**Stated goal:** Restate the complete material exactly.

— begin Entries provided —

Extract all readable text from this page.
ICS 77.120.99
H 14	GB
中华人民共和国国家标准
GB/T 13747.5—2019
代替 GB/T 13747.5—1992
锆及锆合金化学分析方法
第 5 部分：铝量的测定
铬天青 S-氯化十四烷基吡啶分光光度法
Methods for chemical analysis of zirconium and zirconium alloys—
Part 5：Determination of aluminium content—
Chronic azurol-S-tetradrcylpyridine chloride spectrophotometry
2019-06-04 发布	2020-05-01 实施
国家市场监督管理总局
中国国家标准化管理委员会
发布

— end Entries provided —

**Task result:**
Extract all readable text from this page.
ICS 77.120.99
H 14	GB
中华人民共和国国家标准
GB/T 13747.5—2019
代替 GB/T 13747.5—1992
锆及锆合金化学分析方法
第 5 部分：铝量的测定
铬天青 S-氯化十四烷基吡啶分光光度法
Methods for chemical analysis of zirconium and zirconium alloys—
Part 5：Determination of aluminium content—
Chronic azurol-S-tetradrcylpyridine chloride spectrophotometry
2019-06-04 发布	2020-05-01 实施
国家市场监督管理总局
中国国家标准化管理委员会
发布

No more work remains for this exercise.